Exercise prompt: Answer with nothing but the number of lines that include the word "JSON".

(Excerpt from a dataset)
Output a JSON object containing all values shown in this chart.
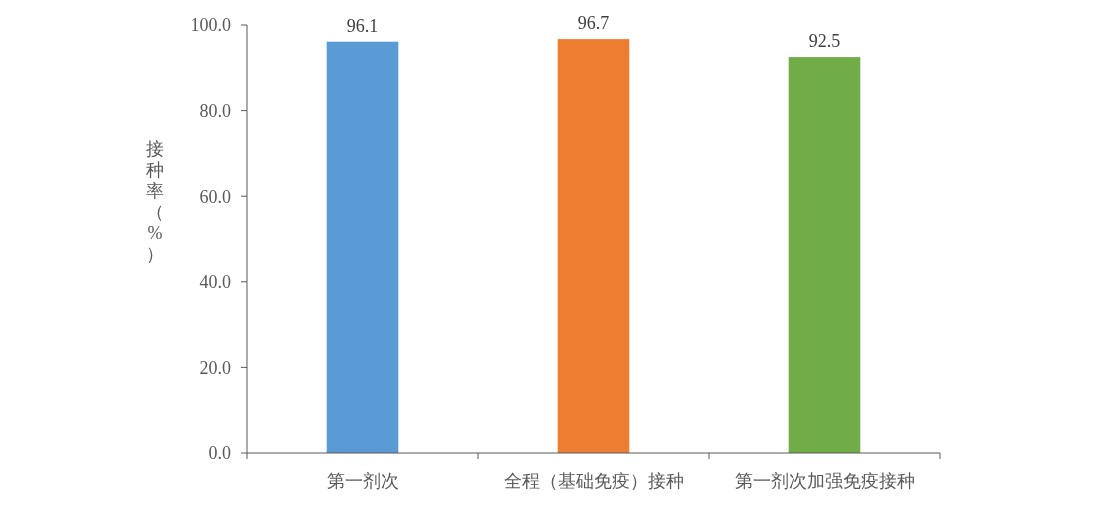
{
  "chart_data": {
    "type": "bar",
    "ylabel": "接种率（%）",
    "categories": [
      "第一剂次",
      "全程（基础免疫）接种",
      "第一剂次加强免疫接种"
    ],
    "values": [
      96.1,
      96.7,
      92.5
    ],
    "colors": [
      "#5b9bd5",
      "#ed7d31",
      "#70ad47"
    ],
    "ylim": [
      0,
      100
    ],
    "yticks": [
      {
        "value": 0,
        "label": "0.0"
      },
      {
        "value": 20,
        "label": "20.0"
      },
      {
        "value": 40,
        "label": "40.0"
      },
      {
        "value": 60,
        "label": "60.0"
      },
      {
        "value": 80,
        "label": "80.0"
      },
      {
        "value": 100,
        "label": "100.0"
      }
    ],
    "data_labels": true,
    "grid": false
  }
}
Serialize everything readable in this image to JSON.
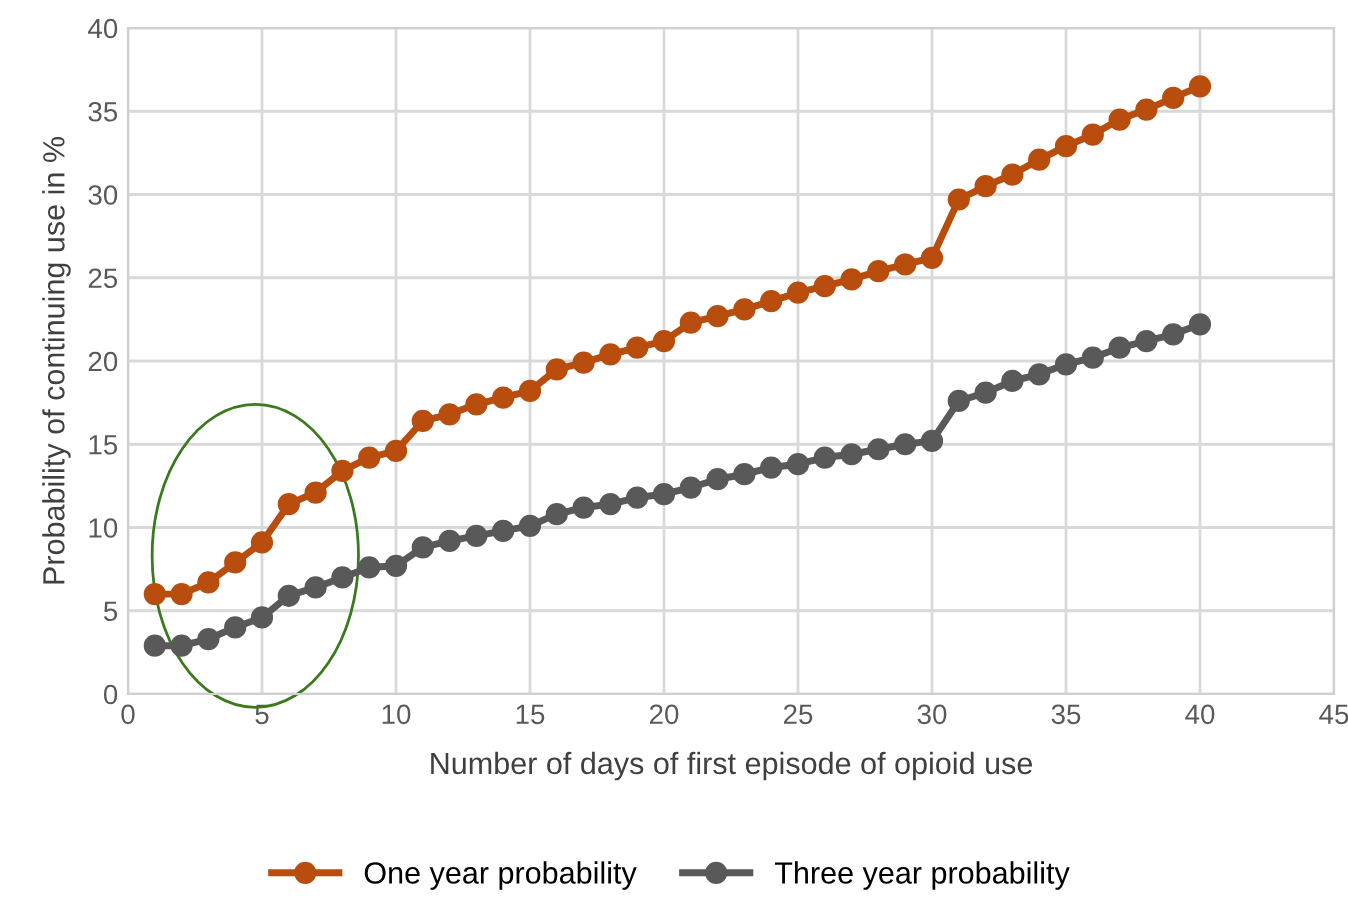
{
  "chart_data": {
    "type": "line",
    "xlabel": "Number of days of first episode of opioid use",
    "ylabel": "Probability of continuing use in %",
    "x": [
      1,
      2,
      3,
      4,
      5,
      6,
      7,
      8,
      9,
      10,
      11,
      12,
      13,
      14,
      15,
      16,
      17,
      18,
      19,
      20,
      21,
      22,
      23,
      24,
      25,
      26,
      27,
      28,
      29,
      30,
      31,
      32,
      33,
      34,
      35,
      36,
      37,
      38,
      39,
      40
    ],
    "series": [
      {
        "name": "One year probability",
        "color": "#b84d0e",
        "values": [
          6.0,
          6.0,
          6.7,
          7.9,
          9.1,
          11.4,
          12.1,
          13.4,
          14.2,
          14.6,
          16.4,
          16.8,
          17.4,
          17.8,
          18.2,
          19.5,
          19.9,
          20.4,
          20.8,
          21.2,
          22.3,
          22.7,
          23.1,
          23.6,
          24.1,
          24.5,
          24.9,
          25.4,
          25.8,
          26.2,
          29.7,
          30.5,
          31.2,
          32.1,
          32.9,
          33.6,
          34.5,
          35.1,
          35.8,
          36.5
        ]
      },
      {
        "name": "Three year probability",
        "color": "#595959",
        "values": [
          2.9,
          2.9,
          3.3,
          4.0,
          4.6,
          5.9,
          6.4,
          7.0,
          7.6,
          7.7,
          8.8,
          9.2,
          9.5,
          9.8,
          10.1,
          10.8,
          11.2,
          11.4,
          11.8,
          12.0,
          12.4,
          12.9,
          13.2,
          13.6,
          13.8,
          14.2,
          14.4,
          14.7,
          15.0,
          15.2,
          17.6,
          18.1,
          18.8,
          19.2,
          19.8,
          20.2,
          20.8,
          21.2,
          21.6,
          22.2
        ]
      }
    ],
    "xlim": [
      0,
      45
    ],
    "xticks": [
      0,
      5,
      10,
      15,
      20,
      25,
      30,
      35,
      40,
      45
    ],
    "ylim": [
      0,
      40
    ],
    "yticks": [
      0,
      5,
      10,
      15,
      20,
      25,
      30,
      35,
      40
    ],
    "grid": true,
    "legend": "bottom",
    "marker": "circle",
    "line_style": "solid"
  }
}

--

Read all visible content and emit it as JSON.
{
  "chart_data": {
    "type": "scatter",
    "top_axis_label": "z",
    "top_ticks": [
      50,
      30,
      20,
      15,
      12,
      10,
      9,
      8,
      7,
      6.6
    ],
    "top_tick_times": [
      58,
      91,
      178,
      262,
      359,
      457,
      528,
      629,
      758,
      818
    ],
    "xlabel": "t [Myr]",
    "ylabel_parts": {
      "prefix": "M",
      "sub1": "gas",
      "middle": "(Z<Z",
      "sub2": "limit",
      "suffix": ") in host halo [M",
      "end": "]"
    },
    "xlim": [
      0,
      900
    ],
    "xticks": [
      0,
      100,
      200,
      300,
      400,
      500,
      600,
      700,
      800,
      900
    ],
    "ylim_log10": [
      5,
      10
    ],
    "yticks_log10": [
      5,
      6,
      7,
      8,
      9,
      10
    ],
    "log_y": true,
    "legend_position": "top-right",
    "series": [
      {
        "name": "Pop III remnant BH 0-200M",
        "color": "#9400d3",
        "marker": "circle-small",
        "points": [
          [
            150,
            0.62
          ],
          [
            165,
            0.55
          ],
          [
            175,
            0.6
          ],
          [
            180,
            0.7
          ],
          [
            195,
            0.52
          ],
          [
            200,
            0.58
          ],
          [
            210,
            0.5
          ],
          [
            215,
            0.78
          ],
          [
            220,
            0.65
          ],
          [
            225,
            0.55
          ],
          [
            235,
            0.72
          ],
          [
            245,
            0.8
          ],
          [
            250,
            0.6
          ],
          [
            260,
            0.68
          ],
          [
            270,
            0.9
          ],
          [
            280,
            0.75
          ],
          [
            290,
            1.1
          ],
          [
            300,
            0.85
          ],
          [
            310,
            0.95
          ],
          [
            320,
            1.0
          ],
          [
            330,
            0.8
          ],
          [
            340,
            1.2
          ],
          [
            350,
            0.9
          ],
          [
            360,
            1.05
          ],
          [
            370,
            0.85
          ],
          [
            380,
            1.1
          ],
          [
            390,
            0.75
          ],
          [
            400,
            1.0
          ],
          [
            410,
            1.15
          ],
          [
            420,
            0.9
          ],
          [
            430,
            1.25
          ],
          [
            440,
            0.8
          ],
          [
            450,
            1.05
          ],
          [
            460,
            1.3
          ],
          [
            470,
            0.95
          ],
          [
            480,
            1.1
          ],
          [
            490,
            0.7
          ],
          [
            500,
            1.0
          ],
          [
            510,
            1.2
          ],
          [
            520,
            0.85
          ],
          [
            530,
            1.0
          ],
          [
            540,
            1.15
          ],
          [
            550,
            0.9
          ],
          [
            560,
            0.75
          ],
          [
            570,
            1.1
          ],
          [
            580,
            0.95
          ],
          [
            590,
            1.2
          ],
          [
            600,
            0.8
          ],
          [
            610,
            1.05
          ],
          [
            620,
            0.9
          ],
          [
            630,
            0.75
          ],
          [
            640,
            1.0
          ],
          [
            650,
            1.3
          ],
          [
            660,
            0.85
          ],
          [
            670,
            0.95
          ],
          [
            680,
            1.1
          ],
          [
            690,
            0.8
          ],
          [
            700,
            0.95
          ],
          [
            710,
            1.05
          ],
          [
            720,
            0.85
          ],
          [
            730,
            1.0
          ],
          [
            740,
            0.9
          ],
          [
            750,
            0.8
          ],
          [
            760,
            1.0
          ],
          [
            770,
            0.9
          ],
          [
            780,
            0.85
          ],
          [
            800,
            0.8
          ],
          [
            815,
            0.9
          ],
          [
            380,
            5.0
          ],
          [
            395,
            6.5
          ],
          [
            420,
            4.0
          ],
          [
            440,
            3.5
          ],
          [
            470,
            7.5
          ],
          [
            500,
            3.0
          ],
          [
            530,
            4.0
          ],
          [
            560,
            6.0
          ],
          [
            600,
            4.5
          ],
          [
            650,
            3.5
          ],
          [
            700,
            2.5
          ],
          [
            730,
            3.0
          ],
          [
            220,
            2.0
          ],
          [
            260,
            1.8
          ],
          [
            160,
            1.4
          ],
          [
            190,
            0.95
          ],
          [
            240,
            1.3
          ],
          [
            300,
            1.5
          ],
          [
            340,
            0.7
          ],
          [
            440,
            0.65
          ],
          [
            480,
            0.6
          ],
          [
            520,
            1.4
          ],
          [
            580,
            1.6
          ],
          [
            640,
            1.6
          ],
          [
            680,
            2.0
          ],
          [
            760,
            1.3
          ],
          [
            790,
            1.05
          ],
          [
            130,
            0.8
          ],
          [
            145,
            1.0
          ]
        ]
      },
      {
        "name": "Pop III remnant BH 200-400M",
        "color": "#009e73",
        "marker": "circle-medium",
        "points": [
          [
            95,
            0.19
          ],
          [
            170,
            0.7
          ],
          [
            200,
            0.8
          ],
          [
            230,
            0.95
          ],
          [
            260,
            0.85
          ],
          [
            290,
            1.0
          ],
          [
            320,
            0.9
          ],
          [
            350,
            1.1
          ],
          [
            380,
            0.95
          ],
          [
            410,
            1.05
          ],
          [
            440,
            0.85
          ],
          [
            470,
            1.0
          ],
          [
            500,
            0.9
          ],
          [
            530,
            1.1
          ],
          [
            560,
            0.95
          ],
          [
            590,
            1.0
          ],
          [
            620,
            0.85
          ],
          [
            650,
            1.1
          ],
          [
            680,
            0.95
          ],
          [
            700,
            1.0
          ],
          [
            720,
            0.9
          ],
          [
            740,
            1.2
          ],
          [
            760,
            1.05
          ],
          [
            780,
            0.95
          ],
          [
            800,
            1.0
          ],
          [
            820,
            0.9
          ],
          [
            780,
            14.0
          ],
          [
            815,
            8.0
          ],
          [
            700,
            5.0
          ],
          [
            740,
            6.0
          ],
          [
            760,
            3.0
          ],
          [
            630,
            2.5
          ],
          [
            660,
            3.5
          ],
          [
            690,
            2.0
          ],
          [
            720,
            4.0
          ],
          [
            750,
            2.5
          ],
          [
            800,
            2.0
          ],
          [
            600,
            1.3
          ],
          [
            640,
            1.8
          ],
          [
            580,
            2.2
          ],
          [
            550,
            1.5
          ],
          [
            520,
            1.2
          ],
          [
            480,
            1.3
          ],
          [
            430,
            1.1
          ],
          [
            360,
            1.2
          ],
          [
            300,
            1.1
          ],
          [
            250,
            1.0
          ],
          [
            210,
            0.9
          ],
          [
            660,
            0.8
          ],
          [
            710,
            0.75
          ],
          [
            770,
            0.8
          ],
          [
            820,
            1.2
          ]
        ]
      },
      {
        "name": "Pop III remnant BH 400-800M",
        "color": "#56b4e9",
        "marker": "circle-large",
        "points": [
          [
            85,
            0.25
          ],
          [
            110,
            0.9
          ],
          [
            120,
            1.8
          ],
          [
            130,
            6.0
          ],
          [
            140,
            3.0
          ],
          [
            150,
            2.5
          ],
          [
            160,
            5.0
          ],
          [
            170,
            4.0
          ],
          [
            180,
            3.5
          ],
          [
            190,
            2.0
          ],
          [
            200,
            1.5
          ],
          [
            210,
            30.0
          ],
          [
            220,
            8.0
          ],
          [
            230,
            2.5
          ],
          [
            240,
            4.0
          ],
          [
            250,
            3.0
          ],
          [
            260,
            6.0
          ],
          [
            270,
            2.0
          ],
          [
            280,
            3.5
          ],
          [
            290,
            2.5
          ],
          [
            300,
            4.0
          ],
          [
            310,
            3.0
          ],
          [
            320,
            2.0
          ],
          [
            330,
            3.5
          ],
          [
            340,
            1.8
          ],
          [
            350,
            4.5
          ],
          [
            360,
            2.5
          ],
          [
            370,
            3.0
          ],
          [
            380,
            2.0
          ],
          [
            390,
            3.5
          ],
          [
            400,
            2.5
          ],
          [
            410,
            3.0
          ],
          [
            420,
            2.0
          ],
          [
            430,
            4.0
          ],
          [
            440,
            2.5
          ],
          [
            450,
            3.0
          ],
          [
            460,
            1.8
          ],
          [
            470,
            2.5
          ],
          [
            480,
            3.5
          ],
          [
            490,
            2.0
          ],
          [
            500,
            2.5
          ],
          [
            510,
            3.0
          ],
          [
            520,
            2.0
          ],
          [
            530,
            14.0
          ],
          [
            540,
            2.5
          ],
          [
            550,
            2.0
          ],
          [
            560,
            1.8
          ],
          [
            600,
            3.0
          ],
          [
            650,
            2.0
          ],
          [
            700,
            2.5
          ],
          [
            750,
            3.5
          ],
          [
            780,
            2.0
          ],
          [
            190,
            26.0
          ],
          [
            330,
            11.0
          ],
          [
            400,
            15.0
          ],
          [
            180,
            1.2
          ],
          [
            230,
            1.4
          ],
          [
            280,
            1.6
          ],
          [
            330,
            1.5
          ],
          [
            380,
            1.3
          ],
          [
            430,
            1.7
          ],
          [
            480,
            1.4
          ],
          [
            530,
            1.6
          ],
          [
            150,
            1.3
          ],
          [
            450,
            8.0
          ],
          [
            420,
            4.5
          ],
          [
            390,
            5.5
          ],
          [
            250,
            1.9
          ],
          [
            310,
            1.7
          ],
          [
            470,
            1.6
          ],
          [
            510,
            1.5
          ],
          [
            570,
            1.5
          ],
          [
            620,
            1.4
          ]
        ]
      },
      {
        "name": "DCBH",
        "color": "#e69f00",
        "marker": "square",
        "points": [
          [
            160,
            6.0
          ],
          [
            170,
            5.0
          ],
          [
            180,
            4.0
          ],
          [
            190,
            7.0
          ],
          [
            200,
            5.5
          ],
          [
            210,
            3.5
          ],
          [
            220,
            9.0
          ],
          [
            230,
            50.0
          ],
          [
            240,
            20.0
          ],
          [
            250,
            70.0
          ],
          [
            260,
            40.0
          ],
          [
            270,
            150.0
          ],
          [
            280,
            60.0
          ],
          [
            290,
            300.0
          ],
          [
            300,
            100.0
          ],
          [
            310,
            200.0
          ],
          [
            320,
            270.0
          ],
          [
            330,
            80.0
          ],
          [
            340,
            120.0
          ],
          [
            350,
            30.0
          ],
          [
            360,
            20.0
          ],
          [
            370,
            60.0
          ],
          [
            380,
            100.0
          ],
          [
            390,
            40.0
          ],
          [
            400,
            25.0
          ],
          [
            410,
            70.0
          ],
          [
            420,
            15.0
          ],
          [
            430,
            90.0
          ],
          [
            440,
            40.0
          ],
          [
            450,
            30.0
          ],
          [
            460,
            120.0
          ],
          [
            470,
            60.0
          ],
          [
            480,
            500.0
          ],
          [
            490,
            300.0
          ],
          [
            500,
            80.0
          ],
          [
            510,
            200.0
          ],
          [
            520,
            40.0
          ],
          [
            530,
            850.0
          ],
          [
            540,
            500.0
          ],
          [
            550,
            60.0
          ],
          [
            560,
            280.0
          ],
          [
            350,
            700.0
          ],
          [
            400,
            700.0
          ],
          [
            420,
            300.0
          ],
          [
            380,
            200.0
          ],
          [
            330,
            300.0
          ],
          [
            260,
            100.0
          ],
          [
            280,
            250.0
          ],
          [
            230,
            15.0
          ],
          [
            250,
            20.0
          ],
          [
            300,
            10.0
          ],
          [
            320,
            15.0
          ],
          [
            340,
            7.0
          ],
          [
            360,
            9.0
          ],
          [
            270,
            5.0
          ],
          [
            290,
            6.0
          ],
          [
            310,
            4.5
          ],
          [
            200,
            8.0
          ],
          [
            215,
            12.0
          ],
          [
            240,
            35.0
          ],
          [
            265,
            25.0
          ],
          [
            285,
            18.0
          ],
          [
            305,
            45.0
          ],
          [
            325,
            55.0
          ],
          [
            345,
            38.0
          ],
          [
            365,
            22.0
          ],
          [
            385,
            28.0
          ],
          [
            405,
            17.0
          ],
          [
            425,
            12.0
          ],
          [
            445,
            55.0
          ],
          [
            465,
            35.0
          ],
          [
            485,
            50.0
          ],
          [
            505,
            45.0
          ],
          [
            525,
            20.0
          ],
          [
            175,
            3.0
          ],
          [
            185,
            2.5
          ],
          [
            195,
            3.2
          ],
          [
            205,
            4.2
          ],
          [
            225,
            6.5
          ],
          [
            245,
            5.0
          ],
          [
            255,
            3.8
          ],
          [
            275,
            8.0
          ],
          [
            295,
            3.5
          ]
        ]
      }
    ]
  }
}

Finished task: 3